Collection entries:
══════

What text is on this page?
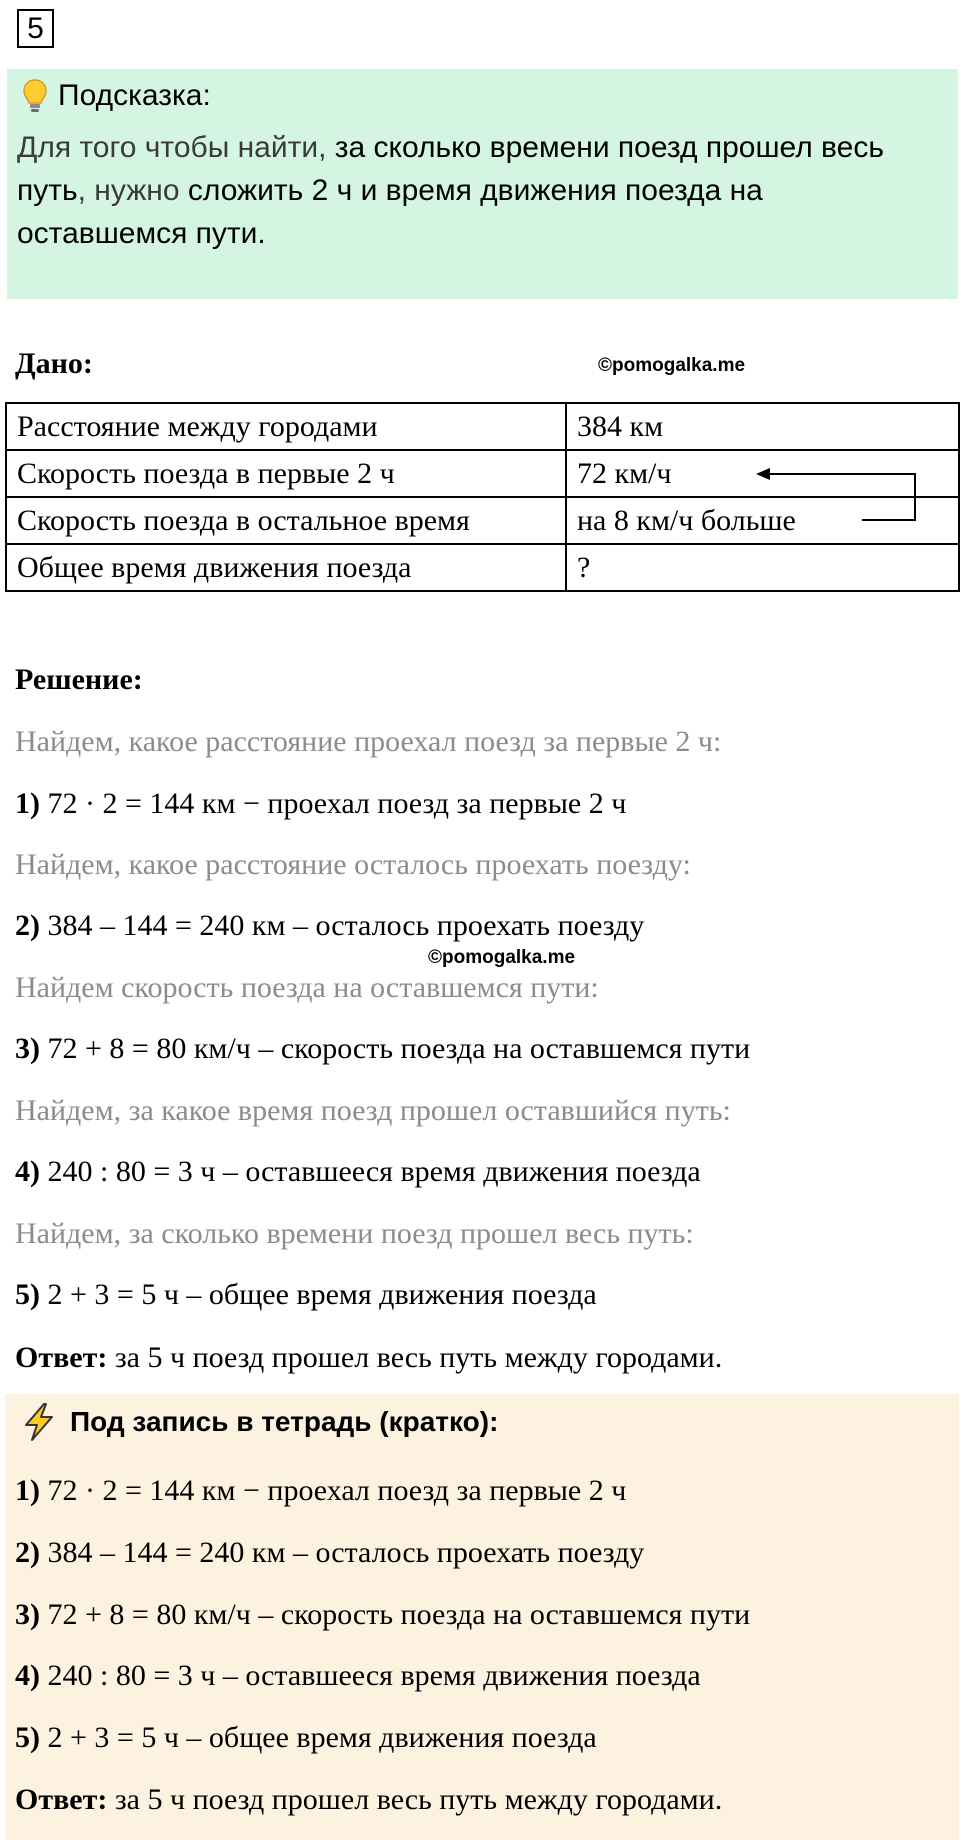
5
Подсказка:
Для того чтобы найти, за сколько времени поезд прошел весь путь, нужно сложить 2 ч и время движения поезда на оставшемся пути.
Дано:	©pomogalka.me
Расстояние между городами	384 км
Скорость поезда в первые 2 ч	72 км/ч
Скорость поезда в остальное время	на 8 км/ч больше
Общее время движения поезда	?
Решение:
Найдем, какое расстояние проехал поезд за первые 2 ч:
1) 72 · 2 = 144 км − проехал поезд за первые 2 ч
Найдем, какое расстояние осталось проехать поезду:
2) 384 – 144 = 240 км – осталось проехать поезду
©pomogalka.me
Найдем скорость поезда на оставшемся пути:
3) 72 + 8 = 80 км/ч – скорость поезда на оставшемся пути
Найдем, за какое время поезд прошел оставшийся путь:
4) 240 : 80 = 3 ч – оставшееся время движения поезда
Найдем, за сколько времени поезд прошел весь путь:
5) 2 + 3 = 5 ч – общее время движения поезда
Ответ: за 5 ч поезд прошел весь путь между городами.
Под запись в тетрадь (кратко):
1) 72 · 2 = 144 км − проехал поезд за первые 2 ч
2) 384 – 144 = 240 км – осталось проехать поезду
3) 72 + 8 = 80 км/ч – скорость поезда на оставшемся пути
4) 240 : 80 = 3 ч – оставшееся время движения поезда
5) 2 + 3 = 5 ч – общее время движения поезда
Ответ: за 5 ч поезд прошел весь путь между городами.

══════

◆ **TASK TO COMPLETE**: Repeat the data exactly in full, omitting its pictures.

◆ **THE RESPONSE**:
What text is on this page?
5
Подсказка:
Для того чтобы найти, за сколько времени поезд прошел весь путь, нужно сложить 2 ч и время движения поезда на оставшемся пути.
Дано:	©pomogalka.me
Расстояние между городами	384 км
Скорость поезда в первые 2 ч	72 км/ч
Скорость поезда в остальное время	на 8 км/ч больше
Общее время движения поезда	?
Решение:
Найдем, какое расстояние проехал поезд за первые 2 ч:
1) 72 · 2 = 144 км − проехал поезд за первые 2 ч
Найдем, какое расстояние осталось проехать поезду:
2) 384 – 144 = 240 км – осталось проехать поезду
©pomogalka.me
Найдем скорость поезда на оставшемся пути:
3) 72 + 8 = 80 км/ч – скорость поезда на оставшемся пути
Найдем, за какое время поезд прошел оставшийся путь:
4) 240 : 80 = 3 ч – оставшееся время движения поезда
Найдем, за сколько времени поезд прошел весь путь:
5) 2 + 3 = 5 ч – общее время движения поезда
Ответ: за 5 ч поезд прошел весь путь между городами.
Под запись в тетрадь (кратко):
1) 72 · 2 = 144 км − проехал поезд за первые 2 ч
2) 384 – 144 = 240 км – осталось проехать поезду
3) 72 + 8 = 80 км/ч – скорость поезда на оставшемся пути
4) 240 : 80 = 3 ч – оставшееся время движения поезда
5) 2 + 3 = 5 ч – общее время движения поезда
Ответ: за 5 ч поезд прошел весь путь между городами.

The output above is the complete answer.